[start]

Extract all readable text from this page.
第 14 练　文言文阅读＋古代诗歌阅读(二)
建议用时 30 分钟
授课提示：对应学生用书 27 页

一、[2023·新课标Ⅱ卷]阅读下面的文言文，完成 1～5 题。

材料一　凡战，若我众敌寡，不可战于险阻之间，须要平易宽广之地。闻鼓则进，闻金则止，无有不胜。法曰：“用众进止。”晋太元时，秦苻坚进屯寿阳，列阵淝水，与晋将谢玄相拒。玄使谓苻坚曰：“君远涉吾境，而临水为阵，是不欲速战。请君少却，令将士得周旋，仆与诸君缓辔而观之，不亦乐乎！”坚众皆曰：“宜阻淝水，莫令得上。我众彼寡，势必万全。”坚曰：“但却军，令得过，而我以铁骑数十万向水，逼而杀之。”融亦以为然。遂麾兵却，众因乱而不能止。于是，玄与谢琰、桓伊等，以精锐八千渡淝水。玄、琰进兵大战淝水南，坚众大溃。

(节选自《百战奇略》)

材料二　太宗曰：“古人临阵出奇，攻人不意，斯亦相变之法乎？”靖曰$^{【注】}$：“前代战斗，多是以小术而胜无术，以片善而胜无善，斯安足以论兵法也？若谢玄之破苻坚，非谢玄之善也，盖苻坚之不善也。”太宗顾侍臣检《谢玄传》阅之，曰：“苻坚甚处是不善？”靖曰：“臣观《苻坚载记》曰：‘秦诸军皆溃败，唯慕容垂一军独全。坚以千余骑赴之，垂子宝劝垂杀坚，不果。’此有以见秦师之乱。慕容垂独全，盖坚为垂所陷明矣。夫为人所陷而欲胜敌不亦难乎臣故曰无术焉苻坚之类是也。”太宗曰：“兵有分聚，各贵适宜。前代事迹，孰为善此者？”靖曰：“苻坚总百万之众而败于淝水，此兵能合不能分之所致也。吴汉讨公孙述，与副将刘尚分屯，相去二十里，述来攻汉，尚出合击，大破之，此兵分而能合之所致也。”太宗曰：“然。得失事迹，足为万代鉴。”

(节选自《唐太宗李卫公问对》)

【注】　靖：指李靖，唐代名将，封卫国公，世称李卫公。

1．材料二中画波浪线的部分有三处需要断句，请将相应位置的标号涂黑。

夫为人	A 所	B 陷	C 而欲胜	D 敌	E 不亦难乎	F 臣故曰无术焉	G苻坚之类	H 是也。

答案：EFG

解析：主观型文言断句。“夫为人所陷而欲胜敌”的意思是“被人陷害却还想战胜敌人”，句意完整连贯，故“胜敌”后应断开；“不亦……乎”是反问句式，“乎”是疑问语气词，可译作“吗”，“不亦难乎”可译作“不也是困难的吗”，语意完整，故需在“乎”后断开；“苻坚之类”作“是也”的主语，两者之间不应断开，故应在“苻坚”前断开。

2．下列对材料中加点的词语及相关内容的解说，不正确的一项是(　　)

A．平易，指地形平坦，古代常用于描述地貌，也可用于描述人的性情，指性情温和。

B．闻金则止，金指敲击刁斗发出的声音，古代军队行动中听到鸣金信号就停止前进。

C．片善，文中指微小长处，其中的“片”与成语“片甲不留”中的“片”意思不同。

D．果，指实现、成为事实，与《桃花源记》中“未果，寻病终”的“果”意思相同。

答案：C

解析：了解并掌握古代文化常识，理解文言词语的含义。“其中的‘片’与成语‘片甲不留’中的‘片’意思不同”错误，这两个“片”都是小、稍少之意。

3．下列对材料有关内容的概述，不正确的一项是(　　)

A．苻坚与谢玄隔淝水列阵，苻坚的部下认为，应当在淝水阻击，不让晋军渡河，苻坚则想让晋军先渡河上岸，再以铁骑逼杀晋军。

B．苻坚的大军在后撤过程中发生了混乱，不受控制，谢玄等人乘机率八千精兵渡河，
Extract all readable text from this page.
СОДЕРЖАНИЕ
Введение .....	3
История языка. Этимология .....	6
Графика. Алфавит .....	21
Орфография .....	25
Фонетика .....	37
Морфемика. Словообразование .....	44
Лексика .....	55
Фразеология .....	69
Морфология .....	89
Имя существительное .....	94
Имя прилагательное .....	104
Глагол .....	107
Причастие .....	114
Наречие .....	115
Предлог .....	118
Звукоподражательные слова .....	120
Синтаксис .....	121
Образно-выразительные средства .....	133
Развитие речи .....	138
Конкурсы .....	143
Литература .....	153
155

[end]

## Description of the task
In full and verbatim, repeat the records given above.

## Written response
Extract all readable text from this page.
第 14 练　文言文阅读＋古代诗歌阅读(二)
建议用时 30 分钟
授课提示：对应学生用书 27 页

一、[2023·新课标Ⅱ卷]阅读下面的文言文，完成 1～5 题。

材料一　凡战，若我众敌寡，不可战于险阻之间，须要平易宽广之地。闻鼓则进，闻金则止，无有不胜。法曰：“用众进止。”晋太元时，秦苻坚进屯寿阳，列阵淝水，与晋将谢玄相拒。玄使谓苻坚曰：“君远涉吾境，而临水为阵，是不欲速战。请君少却，令将士得周旋，仆与诸君缓辔而观之，不亦乐乎！”坚众皆曰：“宜阻淝水，莫令得上。我众彼寡，势必万全。”坚曰：“但却军，令得过，而我以铁骑数十万向水，逼而杀之。”融亦以为然。遂麾兵却，众因乱而不能止。于是，玄与谢琰、桓伊等，以精锐八千渡淝水。玄、琰进兵大战淝水南，坚众大溃。

(节选自《百战奇略》)

材料二　太宗曰：“古人临阵出奇，攻人不意，斯亦相变之法乎？”靖曰$^{【注】}$：“前代战斗，多是以小术而胜无术，以片善而胜无善，斯安足以论兵法也？若谢玄之破苻坚，非谢玄之善也，盖苻坚之不善也。”太宗顾侍臣检《谢玄传》阅之，曰：“苻坚甚处是不善？”靖曰：“臣观《苻坚载记》曰：‘秦诸军皆溃败，唯慕容垂一军独全。坚以千余骑赴之，垂子宝劝垂杀坚，不果。’此有以见秦师之乱。慕容垂独全，盖坚为垂所陷明矣。夫为人所陷而欲胜敌不亦难乎臣故曰无术焉苻坚之类是也。”太宗曰：“兵有分聚，各贵适宜。前代事迹，孰为善此者？”靖曰：“苻坚总百万之众而败于淝水，此兵能合不能分之所致也。吴汉讨公孙述，与副将刘尚分屯，相去二十里，述来攻汉，尚出合击，大破之，此兵分而能合之所致也。”太宗曰：“然。得失事迹，足为万代鉴。”

(节选自《唐太宗李卫公问对》)

【注】　靖：指李靖，唐代名将，封卫国公，世称李卫公。

1．材料二中画波浪线的部分有三处需要断句，请将相应位置的标号涂黑。

夫为人	A 所	B 陷	C 而欲胜	D 敌	E 不亦难乎	F 臣故曰无术焉	G苻坚之类	H 是也。

答案：EFG

解析：主观型文言断句。“夫为人所陷而欲胜敌”的意思是“被人陷害却还想战胜敌人”，句意完整连贯，故“胜敌”后应断开；“不亦……乎”是反问句式，“乎”是疑问语气词，可译作“吗”，“不亦难乎”可译作“不也是困难的吗”，语意完整，故需在“乎”后断开；“苻坚之类”作“是也”的主语，两者之间不应断开，故应在“苻坚”前断开。

2．下列对材料中加点的词语及相关内容的解说，不正确的一项是(　　)

A．平易，指地形平坦，古代常用于描述地貌，也可用于描述人的性情，指性情温和。

B．闻金则止，金指敲击刁斗发出的声音，古代军队行动中听到鸣金信号就停止前进。

C．片善，文中指微小长处，其中的“片”与成语“片甲不留”中的“片”意思不同。

D．果，指实现、成为事实，与《桃花源记》中“未果，寻病终”的“果”意思相同。

答案：C

解析：了解并掌握古代文化常识，理解文言词语的含义。“其中的‘片’与成语‘片甲不留’中的‘片’意思不同”错误，这两个“片”都是小、稍少之意。

3．下列对材料有关内容的概述，不正确的一项是(　　)

A．苻坚与谢玄隔淝水列阵，苻坚的部下认为，应当在淝水阻击，不让晋军渡河，苻坚则想让晋军先渡河上岸，再以铁骑逼杀晋军。

B．苻坚的大军在后撤过程中发生了混乱，不受控制，谢玄等人乘机率八千精兵渡河，
Extract all readable text from this page.
СОДЕРЖАНИЕ
Введение .....	3
История языка. Этимология .....	6
Графика. Алфавит .....	21
Орфография .....	25
Фонетика .....	37
Морфемика. Словообразование .....	44
Лексика .....	55
Фразеология .....	69
Морфология .....	89
Имя существительное .....	94
Имя прилагательное .....	104
Глагол .....	107
Причастие .....	114
Наречие .....	115
Предлог .....	118
Звукоподражательные слова .....	120
Синтаксис .....	121
Образно-выразительные средства .....	133
Развитие речи .....	138
Конкурсы .....	143
Литература .....	153
155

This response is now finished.